### Entries shown ###
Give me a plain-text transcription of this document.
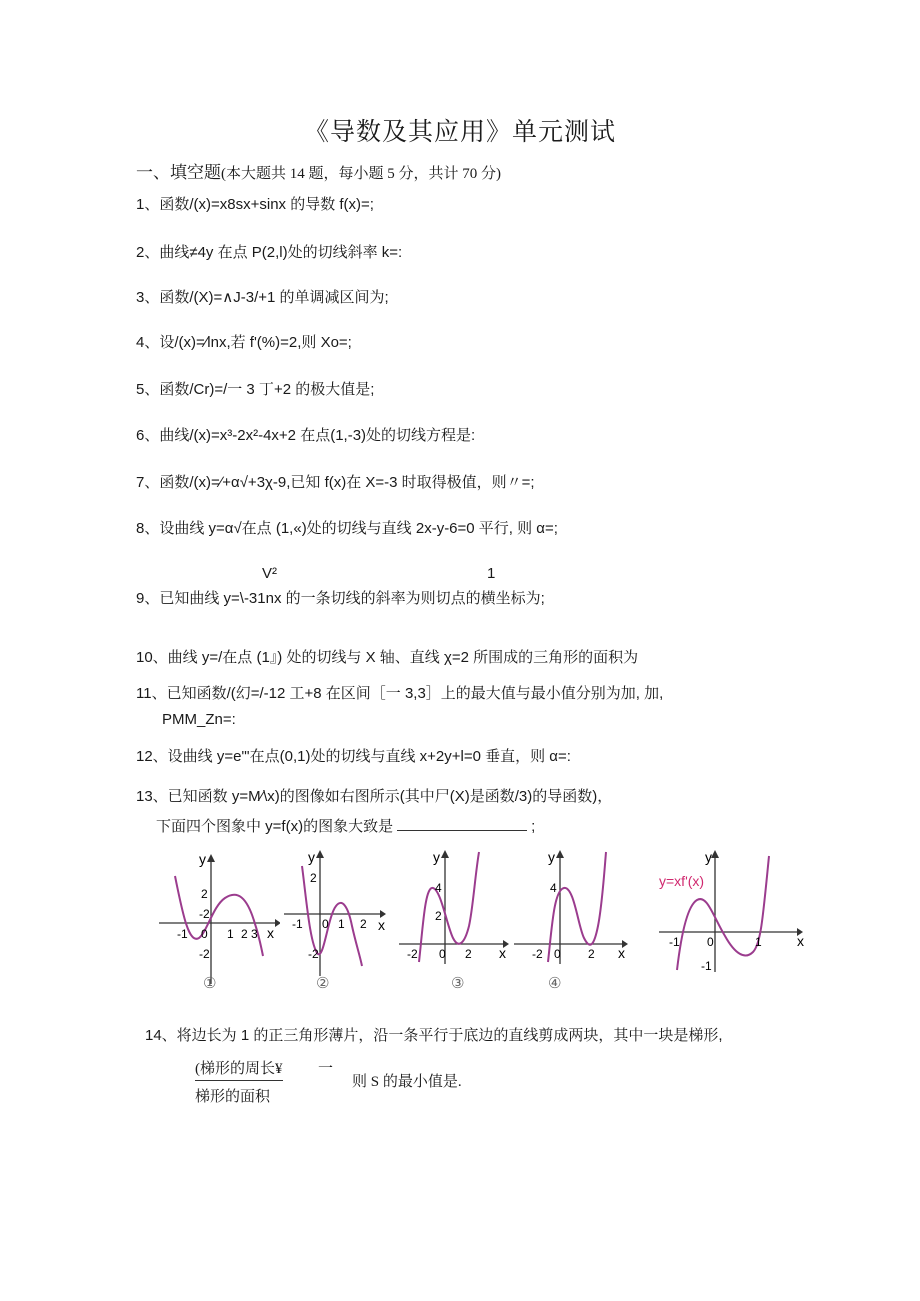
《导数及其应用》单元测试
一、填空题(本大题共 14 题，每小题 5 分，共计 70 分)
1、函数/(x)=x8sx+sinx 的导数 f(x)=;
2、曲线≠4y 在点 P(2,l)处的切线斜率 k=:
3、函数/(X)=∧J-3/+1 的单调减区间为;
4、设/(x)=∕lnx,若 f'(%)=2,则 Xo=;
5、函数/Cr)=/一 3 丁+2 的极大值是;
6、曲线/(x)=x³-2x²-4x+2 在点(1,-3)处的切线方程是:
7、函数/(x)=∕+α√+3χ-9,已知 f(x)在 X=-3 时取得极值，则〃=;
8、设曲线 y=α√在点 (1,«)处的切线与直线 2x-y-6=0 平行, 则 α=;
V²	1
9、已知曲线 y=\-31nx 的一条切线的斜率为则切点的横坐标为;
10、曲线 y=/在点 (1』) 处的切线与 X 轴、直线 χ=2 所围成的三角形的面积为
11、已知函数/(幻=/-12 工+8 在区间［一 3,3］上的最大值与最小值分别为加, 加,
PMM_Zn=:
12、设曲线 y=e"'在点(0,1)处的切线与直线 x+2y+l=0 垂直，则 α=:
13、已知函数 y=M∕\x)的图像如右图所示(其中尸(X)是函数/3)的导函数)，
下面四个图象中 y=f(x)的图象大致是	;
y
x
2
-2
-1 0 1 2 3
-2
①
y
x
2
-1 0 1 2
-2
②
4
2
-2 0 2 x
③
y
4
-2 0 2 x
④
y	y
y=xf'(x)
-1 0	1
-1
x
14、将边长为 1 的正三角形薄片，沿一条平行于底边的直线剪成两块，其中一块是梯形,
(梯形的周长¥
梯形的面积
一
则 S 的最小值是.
###
Transcribe the records above exactly as they appear, leaving out any pictures.

Give me a plain-text transcription of this document.
《导数及其应用》单元测试
一、填空题(本大题共 14 题，每小题 5 分，共计 70 分)
1、函数/(x)=x8sx+sinx 的导数 f(x)=;
2、曲线≠4y 在点 P(2,l)处的切线斜率 k=:
3、函数/(X)=∧J-3/+1 的单调减区间为;
4、设/(x)=∕lnx,若 f'(%)=2,则 Xo=;
5、函数/Cr)=/一 3 丁+2 的极大值是;
6、曲线/(x)=x³-2x²-4x+2 在点(1,-3)处的切线方程是:
7、函数/(x)=∕+α√+3χ-9,已知 f(x)在 X=-3 时取得极值，则〃=;
8、设曲线 y=α√在点 (1,«)处的切线与直线 2x-y-6=0 平行, 则 α=;
V²	1
9、已知曲线 y=\-31nx 的一条切线的斜率为则切点的横坐标为;
10、曲线 y=/在点 (1』) 处的切线与 X 轴、直线 χ=2 所围成的三角形的面积为
11、已知函数/(幻=/-12 工+8 在区间［一 3,3］上的最大值与最小值分别为加, 加,
PMM_Zn=:
12、设曲线 y=e"'在点(0,1)处的切线与直线 x+2y+l=0 垂直，则 α=:
13、已知函数 y=M∕\x)的图像如右图所示(其中尸(X)是函数/3)的导函数)，
下面四个图象中 y=f(x)的图象大致是	;
y
x
2
-2
-1 0 1 2 3
-2
①
y
x
2
-1 0 1 2
-2
②
4
2
-2 0 2 x
③
y
4
-2 0 2 x
④
y	y
y=xf'(x)
-1 0	1
-1
x
14、将边长为 1 的正三角形薄片，沿一条平行于底边的直线剪成两块，其中一块是梯形,
(梯形的周长¥
梯形的面积
一
则 S 的最小值是.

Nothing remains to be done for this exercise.